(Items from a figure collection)

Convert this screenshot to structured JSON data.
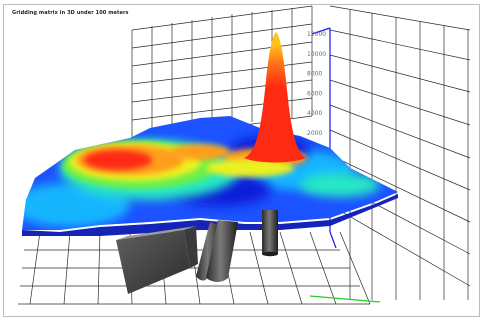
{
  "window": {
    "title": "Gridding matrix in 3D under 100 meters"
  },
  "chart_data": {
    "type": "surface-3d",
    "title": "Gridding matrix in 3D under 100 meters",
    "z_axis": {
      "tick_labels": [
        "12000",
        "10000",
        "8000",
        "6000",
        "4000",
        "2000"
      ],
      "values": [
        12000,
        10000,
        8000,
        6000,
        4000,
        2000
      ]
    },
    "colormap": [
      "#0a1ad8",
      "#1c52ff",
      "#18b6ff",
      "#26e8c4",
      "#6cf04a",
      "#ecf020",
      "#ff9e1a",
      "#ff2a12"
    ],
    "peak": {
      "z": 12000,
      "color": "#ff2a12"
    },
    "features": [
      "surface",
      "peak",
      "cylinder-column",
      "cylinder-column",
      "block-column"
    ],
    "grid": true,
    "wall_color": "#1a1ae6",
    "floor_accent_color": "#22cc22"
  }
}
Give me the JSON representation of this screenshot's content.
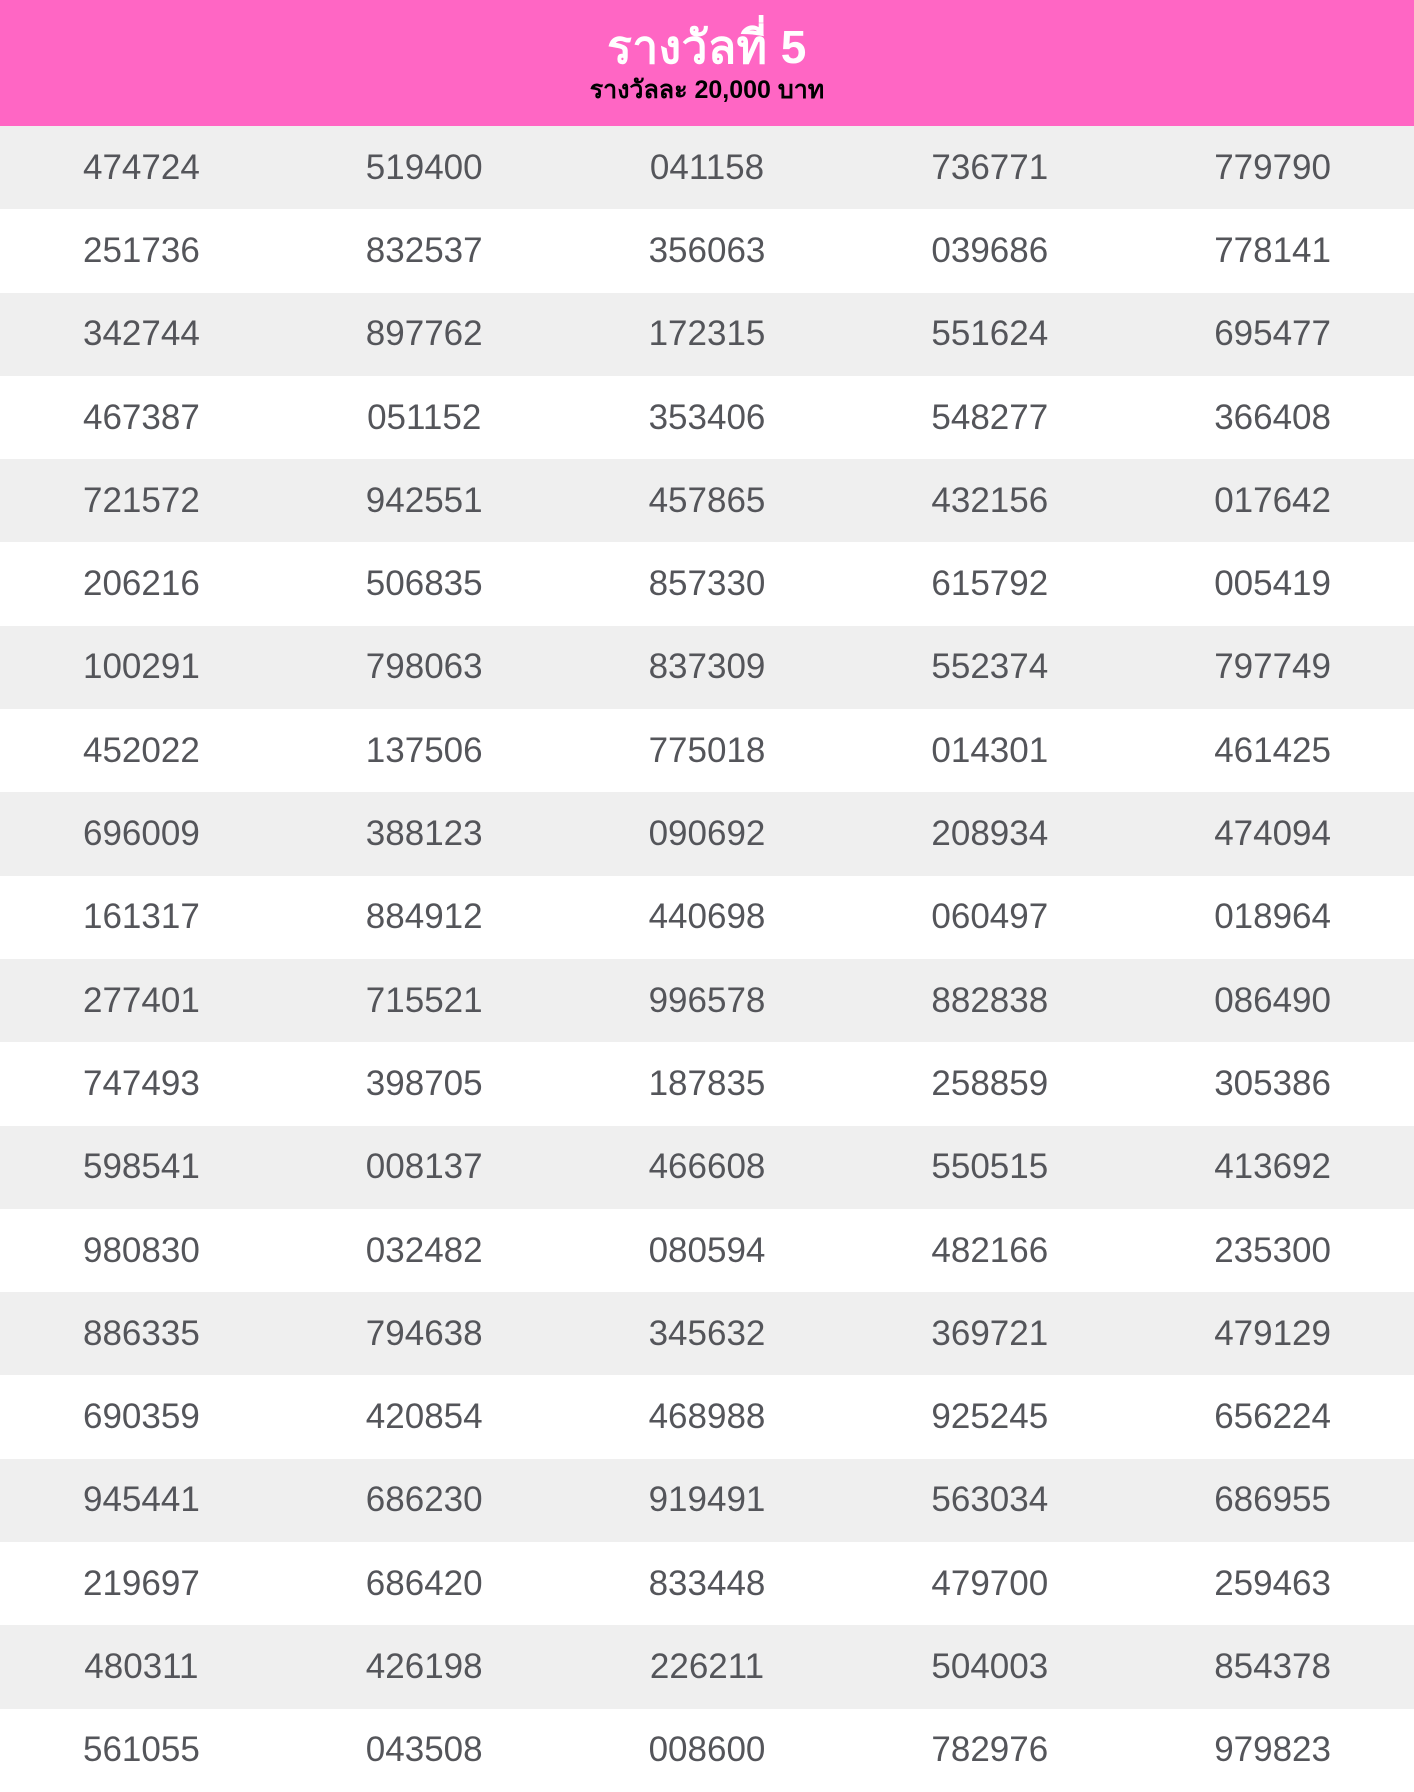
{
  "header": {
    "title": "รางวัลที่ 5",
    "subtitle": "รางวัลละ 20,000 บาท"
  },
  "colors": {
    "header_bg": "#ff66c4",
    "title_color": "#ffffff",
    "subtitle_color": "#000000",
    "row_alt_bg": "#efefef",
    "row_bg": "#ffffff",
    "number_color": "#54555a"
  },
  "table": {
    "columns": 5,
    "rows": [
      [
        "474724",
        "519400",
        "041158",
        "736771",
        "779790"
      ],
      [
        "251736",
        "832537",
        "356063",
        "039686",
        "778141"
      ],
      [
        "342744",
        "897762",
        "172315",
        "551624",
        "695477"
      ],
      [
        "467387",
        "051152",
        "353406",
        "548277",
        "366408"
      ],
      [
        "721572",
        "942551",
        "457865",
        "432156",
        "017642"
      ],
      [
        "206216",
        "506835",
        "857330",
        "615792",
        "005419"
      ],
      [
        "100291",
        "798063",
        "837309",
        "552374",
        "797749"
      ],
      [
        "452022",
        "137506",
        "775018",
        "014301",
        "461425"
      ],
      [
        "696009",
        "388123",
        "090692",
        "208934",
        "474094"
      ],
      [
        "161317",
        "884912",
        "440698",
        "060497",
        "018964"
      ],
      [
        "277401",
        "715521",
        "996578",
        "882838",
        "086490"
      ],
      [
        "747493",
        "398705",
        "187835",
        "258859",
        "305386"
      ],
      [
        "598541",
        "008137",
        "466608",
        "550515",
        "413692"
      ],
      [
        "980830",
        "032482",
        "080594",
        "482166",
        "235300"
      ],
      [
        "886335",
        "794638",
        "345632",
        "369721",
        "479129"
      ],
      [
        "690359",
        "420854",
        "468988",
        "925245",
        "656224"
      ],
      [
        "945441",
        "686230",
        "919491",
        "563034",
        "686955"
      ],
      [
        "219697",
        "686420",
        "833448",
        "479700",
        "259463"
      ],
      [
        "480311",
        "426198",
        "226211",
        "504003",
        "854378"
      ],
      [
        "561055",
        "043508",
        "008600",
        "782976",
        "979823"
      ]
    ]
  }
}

Job >> Pick out the lines above that hold the string "meters" and show them.

Reply to the exercise >>
    "title": "Gridding matrix in 3D under 100 meters"
    "title": "Gridding matrix in 3D under 100 meters",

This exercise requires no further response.